▶ **PROVIDED MATERIAL**

....

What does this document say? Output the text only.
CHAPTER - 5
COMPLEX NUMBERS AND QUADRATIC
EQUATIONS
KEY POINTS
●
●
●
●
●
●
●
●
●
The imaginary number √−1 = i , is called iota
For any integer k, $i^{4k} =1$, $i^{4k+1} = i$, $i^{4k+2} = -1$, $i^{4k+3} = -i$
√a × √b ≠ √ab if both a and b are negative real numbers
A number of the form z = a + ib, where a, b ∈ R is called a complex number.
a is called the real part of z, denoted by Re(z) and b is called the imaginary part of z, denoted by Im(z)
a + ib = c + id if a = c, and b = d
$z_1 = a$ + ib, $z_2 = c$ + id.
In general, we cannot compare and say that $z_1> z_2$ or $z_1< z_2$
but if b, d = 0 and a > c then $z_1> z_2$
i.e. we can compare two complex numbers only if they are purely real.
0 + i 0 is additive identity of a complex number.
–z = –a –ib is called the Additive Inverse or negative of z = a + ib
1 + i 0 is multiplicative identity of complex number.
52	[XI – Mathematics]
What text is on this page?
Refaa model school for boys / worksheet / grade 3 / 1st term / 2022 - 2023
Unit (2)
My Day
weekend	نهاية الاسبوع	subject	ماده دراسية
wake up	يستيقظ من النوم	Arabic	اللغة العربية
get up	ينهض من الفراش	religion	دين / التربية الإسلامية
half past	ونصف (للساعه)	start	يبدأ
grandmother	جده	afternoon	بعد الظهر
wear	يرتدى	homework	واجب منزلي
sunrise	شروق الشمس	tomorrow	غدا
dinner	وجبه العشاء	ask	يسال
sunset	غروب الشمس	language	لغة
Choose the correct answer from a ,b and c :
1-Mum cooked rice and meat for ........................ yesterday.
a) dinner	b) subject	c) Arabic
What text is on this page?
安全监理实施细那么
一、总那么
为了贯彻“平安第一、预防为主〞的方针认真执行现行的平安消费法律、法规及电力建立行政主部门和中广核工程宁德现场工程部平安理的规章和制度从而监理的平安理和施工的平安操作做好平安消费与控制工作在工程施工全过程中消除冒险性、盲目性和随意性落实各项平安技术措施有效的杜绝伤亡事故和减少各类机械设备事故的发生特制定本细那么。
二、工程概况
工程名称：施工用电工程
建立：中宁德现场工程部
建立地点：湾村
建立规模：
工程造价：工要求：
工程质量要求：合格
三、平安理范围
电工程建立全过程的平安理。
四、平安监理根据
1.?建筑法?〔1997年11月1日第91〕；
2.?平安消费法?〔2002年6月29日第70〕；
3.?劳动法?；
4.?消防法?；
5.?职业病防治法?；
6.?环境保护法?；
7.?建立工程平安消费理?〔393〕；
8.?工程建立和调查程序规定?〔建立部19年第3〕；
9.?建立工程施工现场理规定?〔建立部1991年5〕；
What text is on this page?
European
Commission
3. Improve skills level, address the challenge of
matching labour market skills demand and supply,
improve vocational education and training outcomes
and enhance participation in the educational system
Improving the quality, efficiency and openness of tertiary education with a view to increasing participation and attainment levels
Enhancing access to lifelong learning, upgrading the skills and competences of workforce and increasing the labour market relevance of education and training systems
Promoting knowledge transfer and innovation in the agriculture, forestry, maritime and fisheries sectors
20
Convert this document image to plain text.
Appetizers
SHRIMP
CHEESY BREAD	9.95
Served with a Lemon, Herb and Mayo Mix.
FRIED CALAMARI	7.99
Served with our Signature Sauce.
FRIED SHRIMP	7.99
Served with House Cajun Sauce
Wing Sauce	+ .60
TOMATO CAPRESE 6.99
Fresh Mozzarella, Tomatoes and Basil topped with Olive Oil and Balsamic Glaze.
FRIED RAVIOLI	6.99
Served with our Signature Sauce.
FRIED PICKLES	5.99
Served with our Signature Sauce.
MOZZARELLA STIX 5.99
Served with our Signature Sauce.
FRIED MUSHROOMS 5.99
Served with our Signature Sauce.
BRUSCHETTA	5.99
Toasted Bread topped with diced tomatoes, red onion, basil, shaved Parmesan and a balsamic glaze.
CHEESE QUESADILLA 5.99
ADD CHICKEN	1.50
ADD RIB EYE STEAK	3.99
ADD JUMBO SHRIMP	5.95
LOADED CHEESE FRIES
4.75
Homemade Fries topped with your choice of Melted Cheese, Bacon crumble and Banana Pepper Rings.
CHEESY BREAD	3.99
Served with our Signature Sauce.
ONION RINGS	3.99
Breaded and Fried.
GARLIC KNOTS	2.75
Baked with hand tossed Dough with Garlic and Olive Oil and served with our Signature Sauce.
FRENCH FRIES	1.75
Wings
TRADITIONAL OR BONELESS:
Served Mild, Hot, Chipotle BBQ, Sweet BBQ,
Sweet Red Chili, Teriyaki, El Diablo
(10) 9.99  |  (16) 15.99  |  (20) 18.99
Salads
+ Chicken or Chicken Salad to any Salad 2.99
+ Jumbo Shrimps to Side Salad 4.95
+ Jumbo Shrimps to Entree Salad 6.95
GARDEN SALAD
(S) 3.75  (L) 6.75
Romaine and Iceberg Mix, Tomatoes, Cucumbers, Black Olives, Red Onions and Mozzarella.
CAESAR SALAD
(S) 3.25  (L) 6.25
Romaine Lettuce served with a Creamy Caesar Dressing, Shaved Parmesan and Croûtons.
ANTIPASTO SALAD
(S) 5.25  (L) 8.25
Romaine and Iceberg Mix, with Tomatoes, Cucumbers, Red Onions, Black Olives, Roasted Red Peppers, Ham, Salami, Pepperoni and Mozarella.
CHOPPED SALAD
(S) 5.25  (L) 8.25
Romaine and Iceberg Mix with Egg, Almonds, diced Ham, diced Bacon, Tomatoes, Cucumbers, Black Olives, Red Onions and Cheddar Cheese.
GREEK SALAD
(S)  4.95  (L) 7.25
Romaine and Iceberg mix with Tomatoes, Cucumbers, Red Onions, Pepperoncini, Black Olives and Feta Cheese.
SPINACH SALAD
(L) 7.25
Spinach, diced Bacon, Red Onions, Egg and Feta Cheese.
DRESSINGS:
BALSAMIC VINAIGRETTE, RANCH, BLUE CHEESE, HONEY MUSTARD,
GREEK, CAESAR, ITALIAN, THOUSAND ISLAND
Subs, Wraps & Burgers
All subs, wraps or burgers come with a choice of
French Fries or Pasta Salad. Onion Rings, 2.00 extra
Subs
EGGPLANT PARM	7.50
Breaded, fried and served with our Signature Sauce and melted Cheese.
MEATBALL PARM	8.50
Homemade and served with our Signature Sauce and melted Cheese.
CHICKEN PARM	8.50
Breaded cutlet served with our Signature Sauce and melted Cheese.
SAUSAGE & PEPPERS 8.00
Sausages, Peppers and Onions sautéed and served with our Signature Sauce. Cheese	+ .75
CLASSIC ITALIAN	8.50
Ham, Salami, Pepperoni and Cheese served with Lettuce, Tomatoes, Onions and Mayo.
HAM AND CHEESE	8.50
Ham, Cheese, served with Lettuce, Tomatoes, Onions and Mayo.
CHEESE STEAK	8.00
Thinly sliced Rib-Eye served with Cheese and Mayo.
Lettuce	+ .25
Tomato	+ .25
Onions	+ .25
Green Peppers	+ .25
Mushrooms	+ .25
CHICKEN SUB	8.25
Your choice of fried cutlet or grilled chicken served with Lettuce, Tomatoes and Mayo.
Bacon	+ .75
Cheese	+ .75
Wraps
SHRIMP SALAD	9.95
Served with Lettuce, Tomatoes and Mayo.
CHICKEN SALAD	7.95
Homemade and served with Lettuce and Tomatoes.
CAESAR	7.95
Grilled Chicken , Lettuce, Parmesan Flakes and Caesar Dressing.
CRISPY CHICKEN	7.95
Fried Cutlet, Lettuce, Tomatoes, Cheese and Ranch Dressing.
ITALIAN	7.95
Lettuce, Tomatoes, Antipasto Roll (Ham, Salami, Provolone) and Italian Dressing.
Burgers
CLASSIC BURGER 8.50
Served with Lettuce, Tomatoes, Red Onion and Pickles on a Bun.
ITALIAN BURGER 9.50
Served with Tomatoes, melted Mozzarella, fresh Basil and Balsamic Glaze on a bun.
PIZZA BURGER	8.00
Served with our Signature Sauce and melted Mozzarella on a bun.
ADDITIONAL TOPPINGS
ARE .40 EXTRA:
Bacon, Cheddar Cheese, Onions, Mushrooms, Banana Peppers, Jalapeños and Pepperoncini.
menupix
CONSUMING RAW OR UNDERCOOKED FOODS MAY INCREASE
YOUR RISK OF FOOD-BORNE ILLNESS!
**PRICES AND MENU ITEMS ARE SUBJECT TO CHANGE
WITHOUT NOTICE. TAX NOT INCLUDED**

....

▶ **WHAT YOU ARE ASKED TO DO**
Check every line of the entries above for the word "Pepperoni" and report how many lines contain it, giving the number only.

▶ **THE OUTPUT**
2